** START **

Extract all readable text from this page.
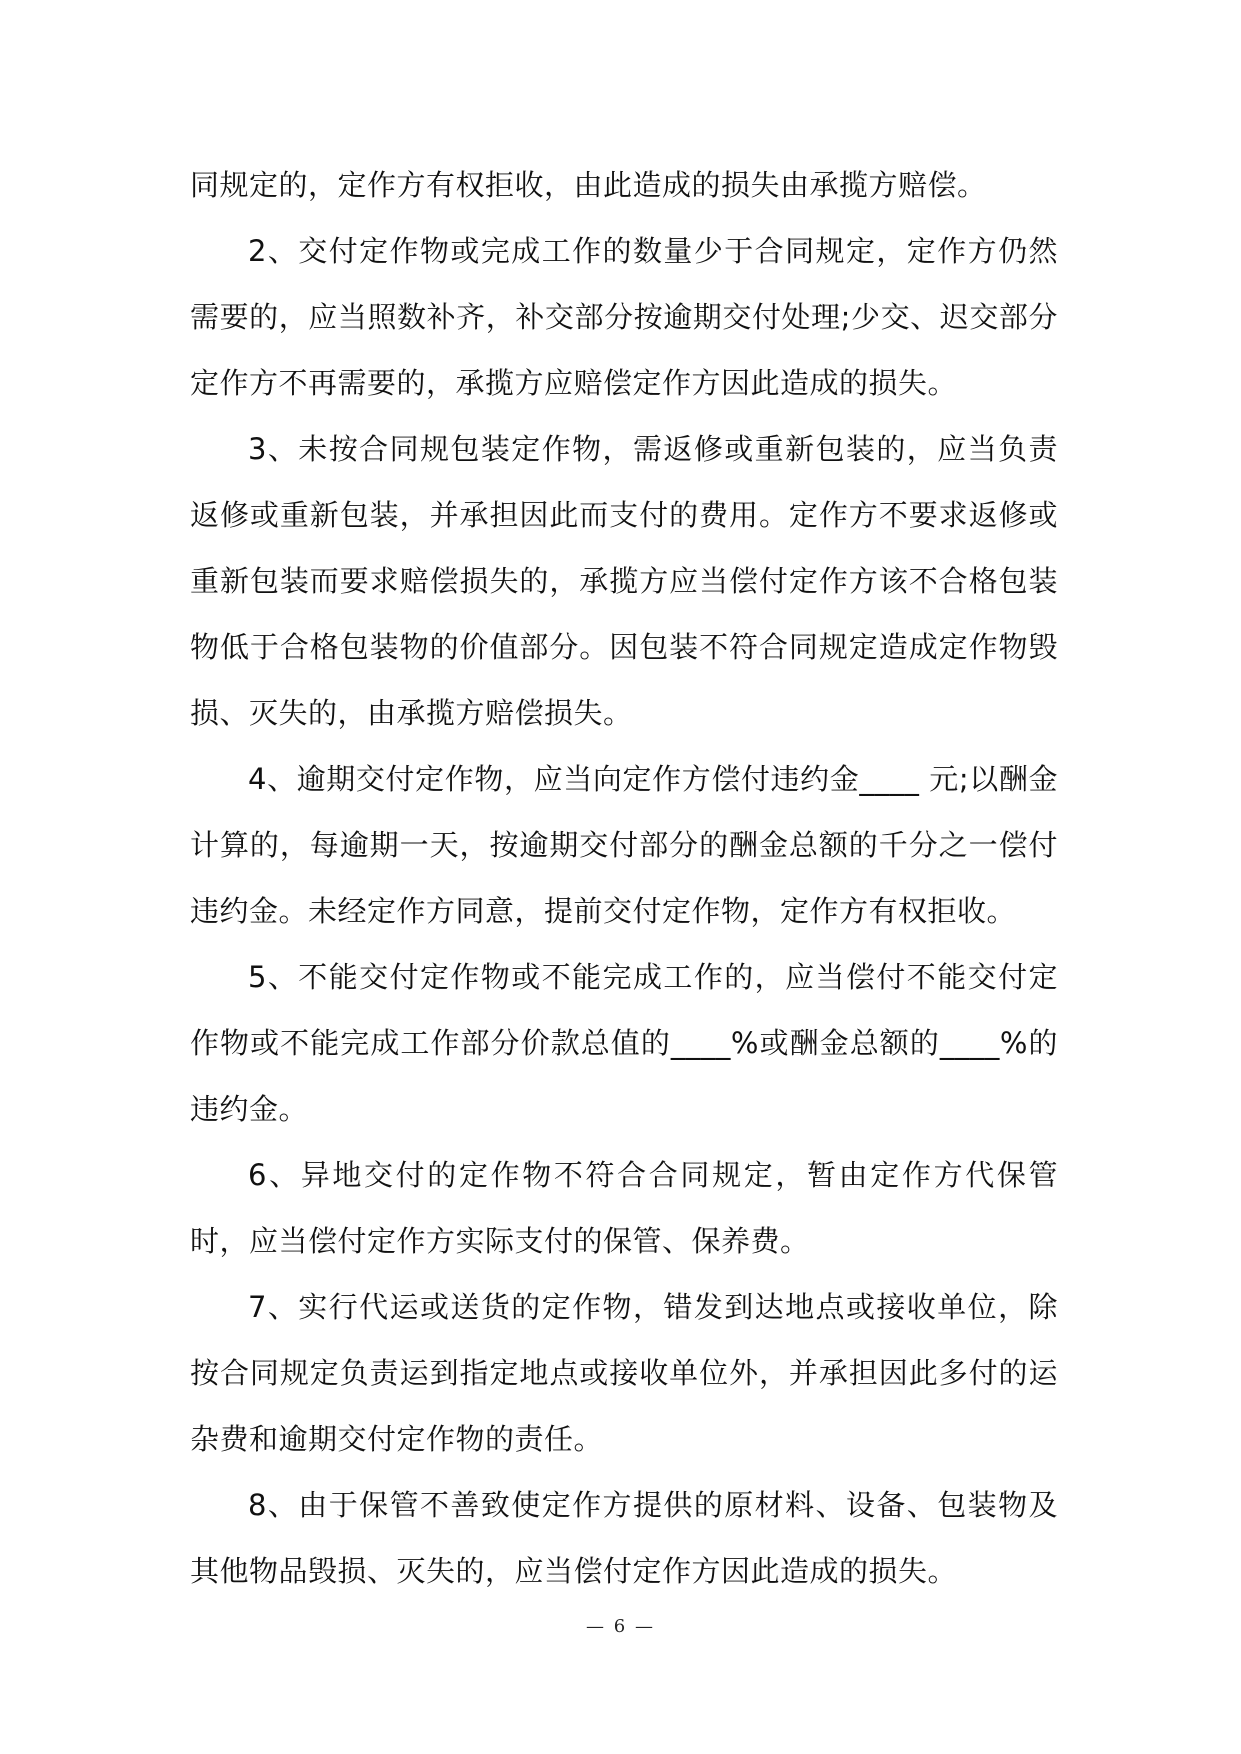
同规定的，定作方有权拒收，由此造成的损失由承揽方赔偿。

2、交付定作物或完成工作的数量少于合同规定，定作方仍然需要的，应当照数补齐，补交部分按逾期交付处理;少交、迟交部分定作方不再需要的，承揽方应赔偿定作方因此造成的损失。

3、未按合同规包装定作物，需返修或重新包装的，应当负责返修或重新包装，并承担因此而支付的费用。定作方不要求返修或重新包装而要求赔偿损失的，承揽方应当偿付定作方该不合格包装物低于合格包装物的价值部分。因包装不符合同规定造成定作物毁损、灭失的，由承揽方赔偿损失。

4、逾期交付定作物，应当向定作方偿付违约金____ 元;以酬金计算的，每逾期一天，按逾期交付部分的酬金总额的千分之一偿付违约金。未经定作方同意，提前交付定作物，定作方有权拒收。

5、不能交付定作物或不能完成工作的，应当偿付不能交付定作物或不能完成工作部分价款总值的____%或酬金总额的____%的违约金。

6、异地交付的定作物不符合合同规定，暂由定作方代保管时，应当偿付定作方实际支付的保管、保养费。

7、实行代运或送货的定作物，错发到达地点或接收单位，除按合同规定负责运到指定地点或接收单位外，并承担因此多付的运杂费和逾期交付定作物的责任。

8、由于保管不善致使定作方提供的原材料、设备、包装物及其他物品毁损、灭失的，应当偿付定作方因此造成的损失。

— 6 —
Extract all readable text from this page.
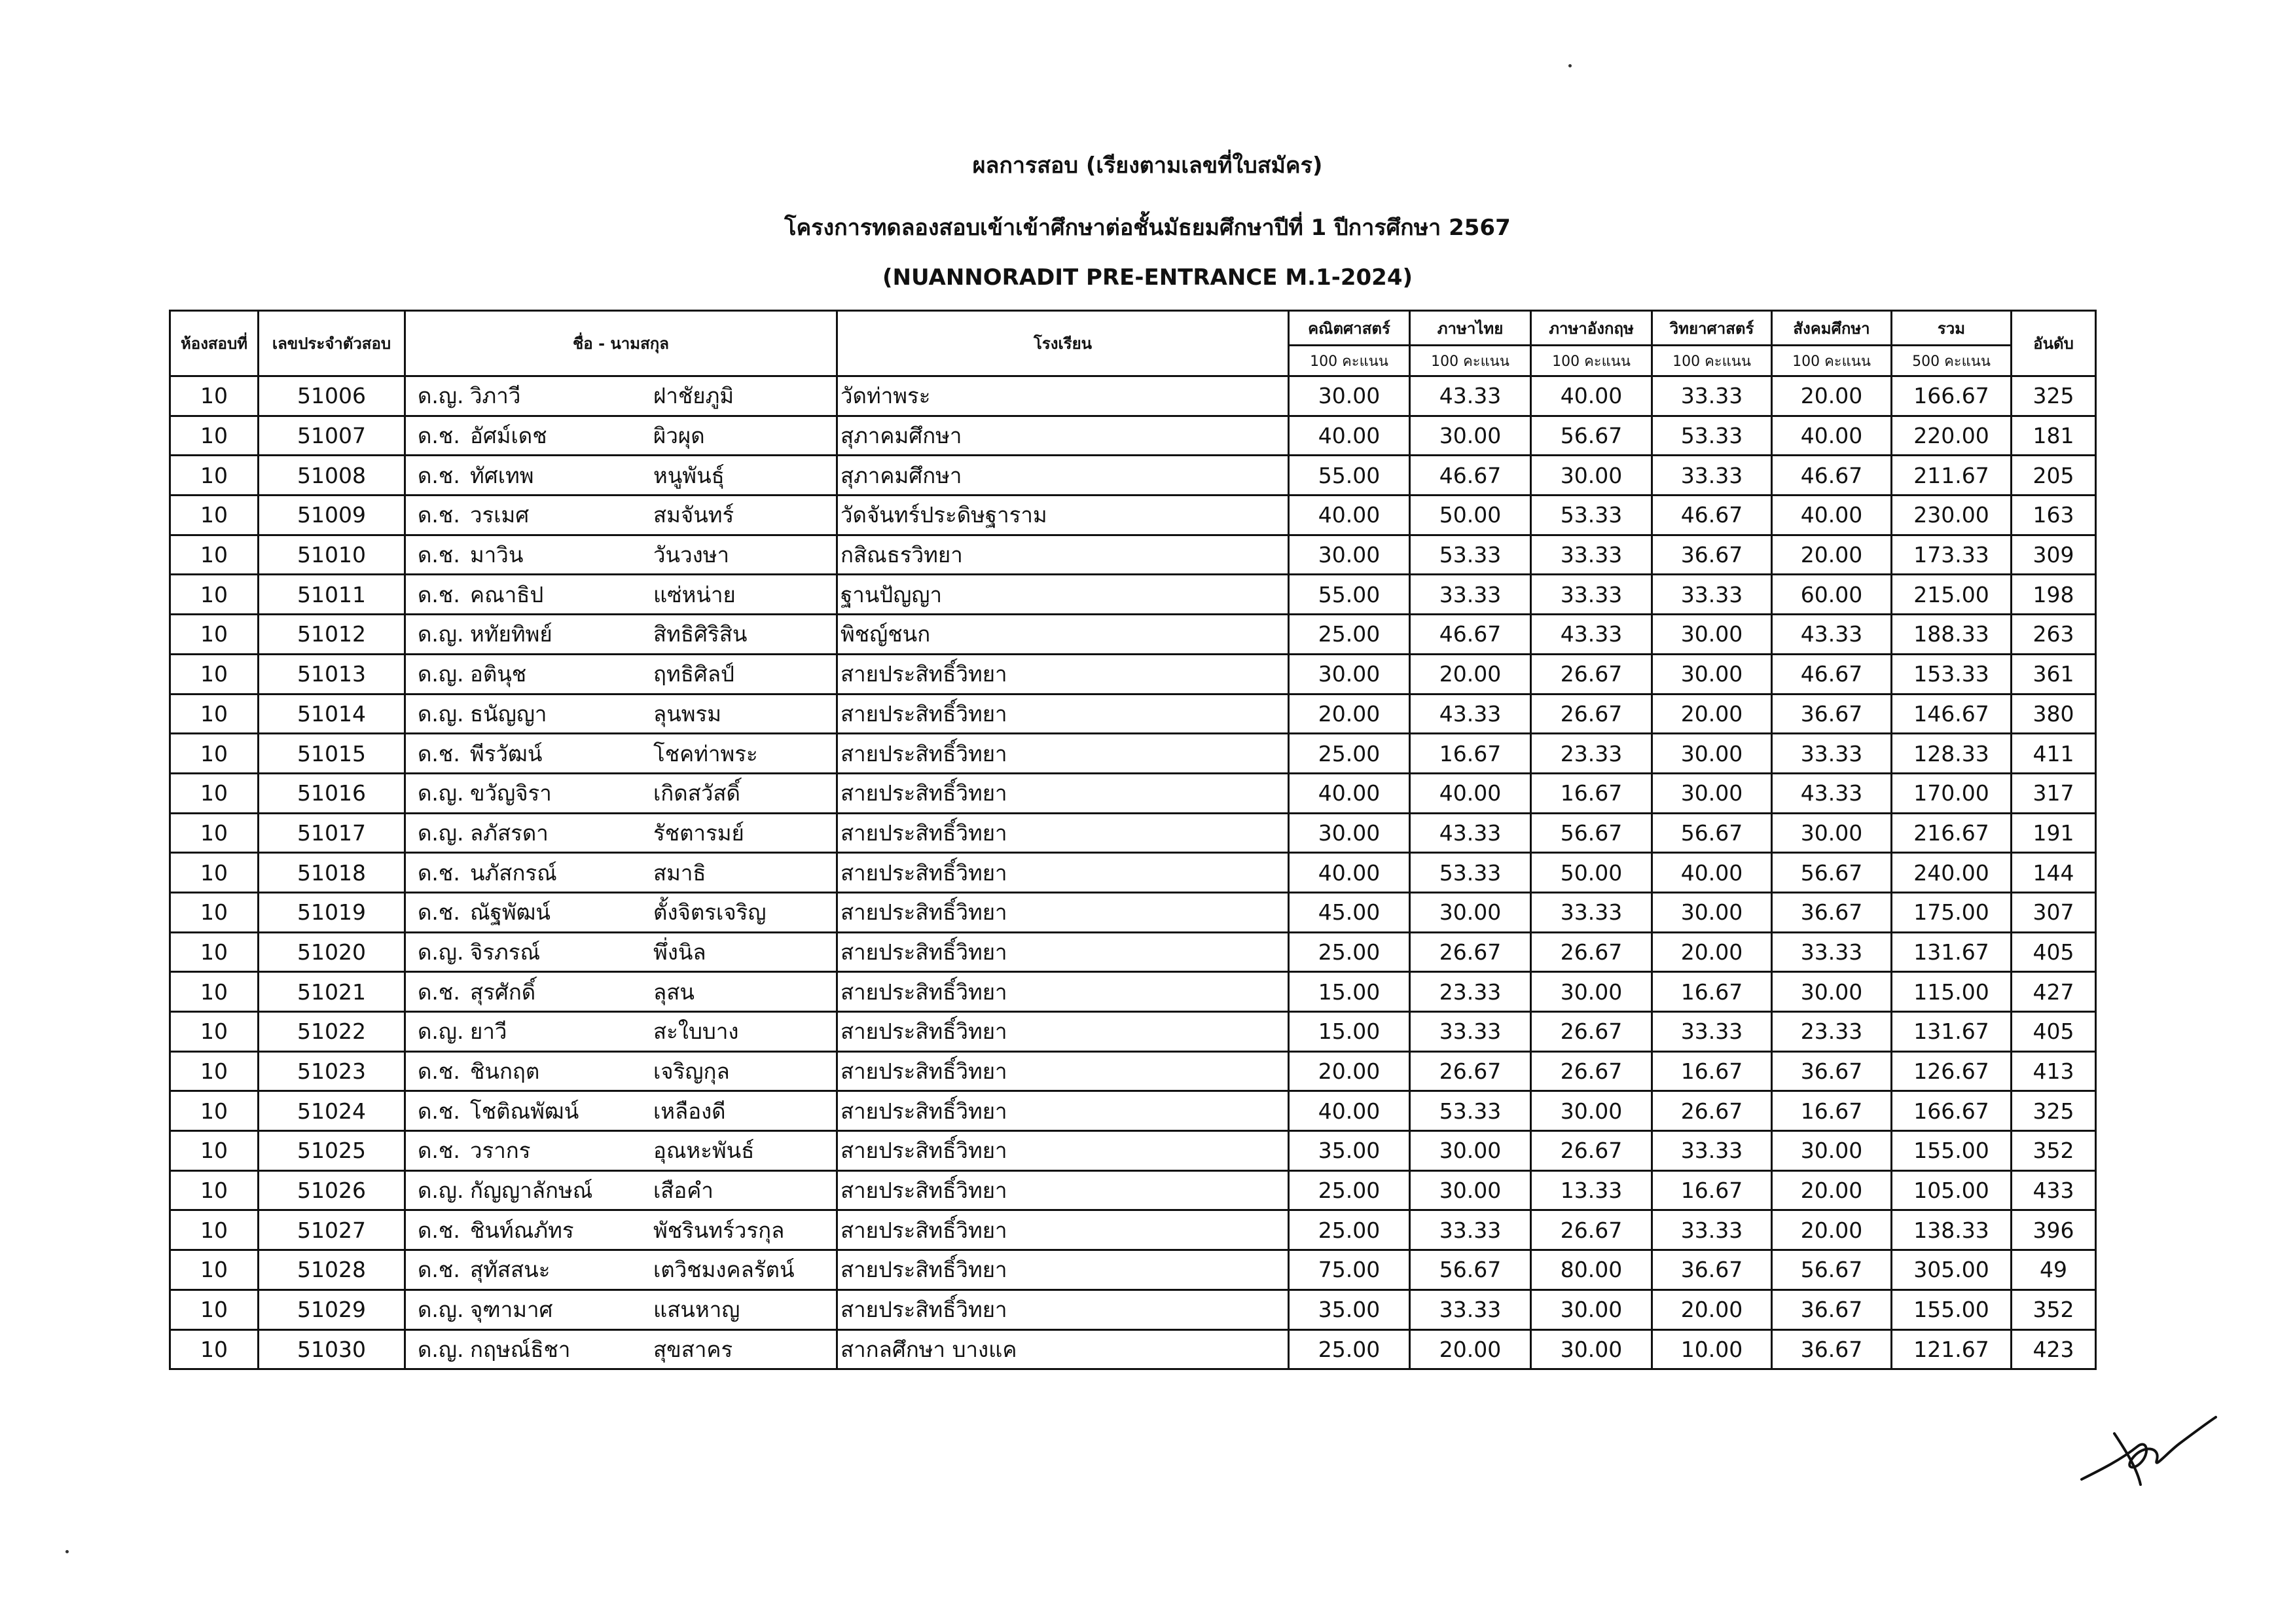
ผลการสอบ (เรียงตามเลขที่ใบสมัคร)
โครงการทดลองสอบเข้าเข้าศึกษาต่อชั้นมัธยมศึกษาปีที่ 1 ปีการศึกษา 2567
(NUANNORADIT PRE-ENTRANCE M.1-2024)
ห้องสอบที่	เลขประจำตัวสอบ	ชื่อ - นามสกุล	โรงเรียน	คณิตศาสตร์	ภาษาไทย	ภาษาอังกฤษ	วิทยาศาสตร์	สังคมศึกษา	รวม	อันดับ
				100 คะแนน	100 คะแนน	100 คะแนน	100 คะแนน	100 คะแนน	500 คะแนน	
10	51006	ด.ญ. วิภาวี ฝาชัยภูมิ	วัดท่าพระ	30.00	43.33	40.00	33.33	20.00	166.67	325
10	51007	ด.ช. อัศม์เดช ผิวผุด	สุภาคมศึกษา	40.00	30.00	56.67	53.33	40.00	220.00	181
10	51008	ด.ช. ทัศเทพ หนูพันธุ์	สุภาคมศึกษา	55.00	46.67	30.00	33.33	46.67	211.67	205
10	51009	ด.ช. วรเมศ สมจันทร์	วัดจันทร์ประดิษฐาราม	40.00	50.00	53.33	46.67	40.00	230.00	163
10	51010	ด.ช. มาวิน วันวงษา	กสิณธรวิทยา	30.00	53.33	33.33	36.67	20.00	173.33	309
10	51011	ด.ช. คณาธิป แซ่หน่าย	ฐานปัญญา	55.00	33.33	33.33	33.33	60.00	215.00	198
10	51012	ด.ญ. หทัยทิพย์ สิทธิศิริสิน	พิชญ์ชนก	25.00	46.67	43.33	30.00	43.33	188.33	263
10	51013	ด.ญ. อตินุช ฤทธิศิลป์	สายประสิทธิ์วิทยา	30.00	20.00	26.67	30.00	46.67	153.33	361
10	51014	ด.ญ. ธนัญญา ลุนพรม	สายประสิทธิ์วิทยา	20.00	43.33	26.67	20.00	36.67	146.67	380
10	51015	ด.ช. พีรวัฒน์ โชคท่าพระ	สายประสิทธิ์วิทยา	25.00	16.67	23.33	30.00	33.33	128.33	411
10	51016	ด.ญ. ขวัญจิรา เกิดสวัสดิ์	สายประสิทธิ์วิทยา	40.00	40.00	16.67	30.00	43.33	170.00	317
10	51017	ด.ญ. ลภัสรดา รัชตารมย์	สายประสิทธิ์วิทยา	30.00	43.33	56.67	56.67	30.00	216.67	191
10	51018	ด.ช. นภัสกรณ์ สมาธิ	สายประสิทธิ์วิทยา	40.00	53.33	50.00	40.00	56.67	240.00	144
10	51019	ด.ช. ณัฐพัฒน์ ตั้งจิตรเจริญ	สายประสิทธิ์วิทยา	45.00	30.00	33.33	30.00	36.67	175.00	307
10	51020	ด.ญ. จิรภรณ์ พึ่งนิล	สายประสิทธิ์วิทยา	25.00	26.67	26.67	20.00	33.33	131.67	405
10	51021	ด.ช. สุรศักดิ์ ลุสน	สายประสิทธิ์วิทยา	15.00	23.33	30.00	16.67	30.00	115.00	427
10	51022	ด.ญ. ยาวี สะใบบาง	สายประสิทธิ์วิทยา	15.00	33.33	26.67	33.33	23.33	131.67	405
10	51023	ด.ช. ชินกฤต เจริญกุล	สายประสิทธิ์วิทยา	20.00	26.67	26.67	16.67	36.67	126.67	413
10	51024	ด.ช. โชติณพัฒน์ เหลืองดี	สายประสิทธิ์วิทยา	40.00	53.33	30.00	26.67	16.67	166.67	325
10	51025	ด.ช. วรากร อุณหะพันธ์	สายประสิทธิ์วิทยา	35.00	30.00	26.67	33.33	30.00	155.00	352
10	51026	ด.ญ. กัญญาลักษณ์ เสือคำ	สายประสิทธิ์วิทยา	25.00	30.00	13.33	16.67	20.00	105.00	433
10	51027	ด.ช. ชินท์ณภัทร พัชรินทร์วรกุล	สายประสิทธิ์วิทยา	25.00	33.33	26.67	33.33	20.00	138.33	396
10	51028	ด.ช. สุทัสสนะ เตวิชมงคลรัตน์	สายประสิทธิ์วิทยา	75.00	56.67	80.00	36.67	56.67	305.00	49
10	51029	ด.ญ. จุฑามาศ แสนหาญ	สายประสิทธิ์วิทยา	35.00	33.33	30.00	20.00	36.67	155.00	352
10	51030	ด.ญ. กฤษณ์ธิชา สุขสาคร	สากลศึกษา บางแค	25.00	20.00	30.00	10.00	36.67	121.67	423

** END **

== TASK BRIEF ==
Where a line above contains the word "定作方有权拒收", copy that line.

== TASK OUTPUT ==
同规定的，定作方有权拒收，由此造成的损失由承揽方赔偿。
4、逾期交付定作物，应当向定作方偿付违约金____ 元;以酬金计算的，每逾期一天，按逾期交付部分的酬金总额的千分之一偿付违约金。未经定作方同意，提前交付定作物，定作方有权拒收。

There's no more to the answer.